Work instructions> Omit every picture and output the rest of the records exactly as they are.

Data in this exercise>
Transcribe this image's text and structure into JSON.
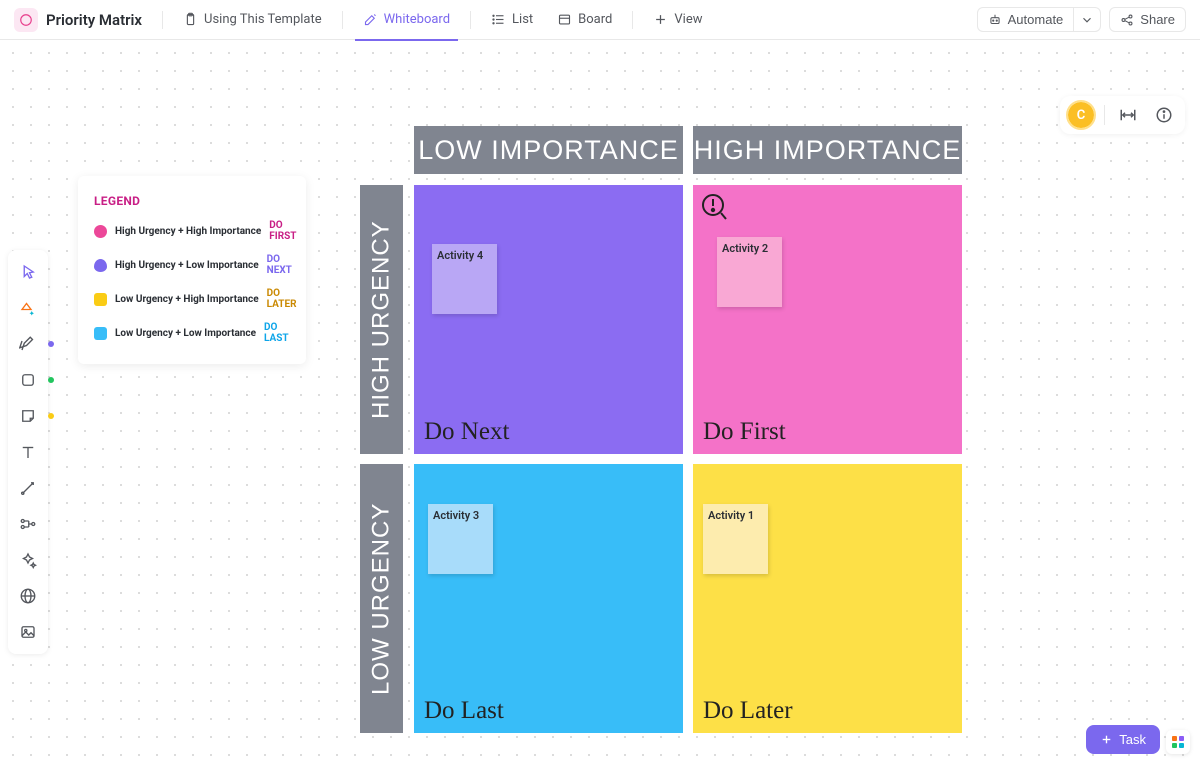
{
  "header": {
    "title": "Priority Matrix",
    "tabs": [
      {
        "label": "Using This Template"
      },
      {
        "label": "Whiteboard"
      },
      {
        "label": "List"
      },
      {
        "label": "Board"
      }
    ],
    "add_view": "View",
    "automate": "Automate",
    "share": "Share"
  },
  "avatar_letter": "C",
  "legend": {
    "title": "LEGEND",
    "items": [
      {
        "label": "High Urgency + High Importance",
        "tag": "DO FIRST",
        "swatch": "#ec4899",
        "tag_color": "#c81e85"
      },
      {
        "label": "High Urgency + Low Importance",
        "tag": "DO NEXT",
        "swatch": "#7b68ee",
        "tag_color": "#7b68ee"
      },
      {
        "label": "Low Urgency + High Importance",
        "tag": "DO LATER",
        "swatch": "#facc15",
        "tag_color": "#ca8a04"
      },
      {
        "label": "Low Urgency + Low Importance",
        "tag": "DO LAST",
        "swatch": "#38bdf8",
        "tag_color": "#0ea5e9"
      }
    ]
  },
  "matrix": {
    "col_headers": [
      "LOW IMPORTANCE",
      "HIGH IMPORTANCE"
    ],
    "row_headers": [
      "HIGH URGENCY",
      "LOW URGENCY"
    ],
    "quads": [
      {
        "label": "Do Next",
        "bg": "#8b6cf2",
        "sticky": {
          "text": "Activity 4",
          "bg": "#b9a7f5"
        }
      },
      {
        "label": "Do First",
        "bg": "#f472c8",
        "sticky": {
          "text": "Activity 2",
          "bg": "#f9a8d4"
        },
        "alert": true
      },
      {
        "label": "Do Last",
        "bg": "#38bdf8",
        "sticky": {
          "text": "Activity 3",
          "bg": "#a8dcfa"
        }
      },
      {
        "label": "Do Later",
        "bg": "#fde047",
        "sticky": {
          "text": "Activity 1",
          "bg": "#fdecae"
        }
      }
    ]
  },
  "task_button": "Task",
  "toolbar_dots": [
    "#7b68ee",
    "#22c55e",
    "#facc15"
  ]
}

Response below>
Transcribe this image's text and structure into JSON.
{
  "header": {
    "title": "Priority Matrix",
    "tabs": [
      {
        "label": "Using This Template"
      },
      {
        "label": "Whiteboard"
      },
      {
        "label": "List"
      },
      {
        "label": "Board"
      }
    ],
    "add_view": "View",
    "automate": "Automate",
    "share": "Share"
  },
  "avatar_letter": "C",
  "legend": {
    "title": "LEGEND",
    "items": [
      {
        "label": "High Urgency + High Importance",
        "tag": "DO FIRST",
        "swatch": "#ec4899",
        "tag_color": "#c81e85"
      },
      {
        "label": "High Urgency + Low Importance",
        "tag": "DO NEXT",
        "swatch": "#7b68ee",
        "tag_color": "#7b68ee"
      },
      {
        "label": "Low Urgency + High Importance",
        "tag": "DO LATER",
        "swatch": "#facc15",
        "tag_color": "#ca8a04"
      },
      {
        "label": "Low Urgency + Low Importance",
        "tag": "DO LAST",
        "swatch": "#38bdf8",
        "tag_color": "#0ea5e9"
      }
    ]
  },
  "matrix": {
    "col_headers": [
      "LOW IMPORTANCE",
      "HIGH IMPORTANCE"
    ],
    "row_headers": [
      "HIGH URGENCY",
      "LOW URGENCY"
    ],
    "quads": [
      {
        "label": "Do Next",
        "bg": "#8b6cf2",
        "sticky": {
          "text": "Activity 4",
          "bg": "#b9a7f5"
        }
      },
      {
        "label": "Do First",
        "bg": "#f472c8",
        "sticky": {
          "text": "Activity 2",
          "bg": "#f9a8d4"
        },
        "alert": true
      },
      {
        "label": "Do Last",
        "bg": "#38bdf8",
        "sticky": {
          "text": "Activity 3",
          "bg": "#a8dcfa"
        }
      },
      {
        "label": "Do Later",
        "bg": "#fde047",
        "sticky": {
          "text": "Activity 1",
          "bg": "#fdecae"
        }
      }
    ]
  },
  "task_button": "Task",
  "toolbar_dots": [
    "#7b68ee",
    "#22c55e",
    "#facc15"
  ]
}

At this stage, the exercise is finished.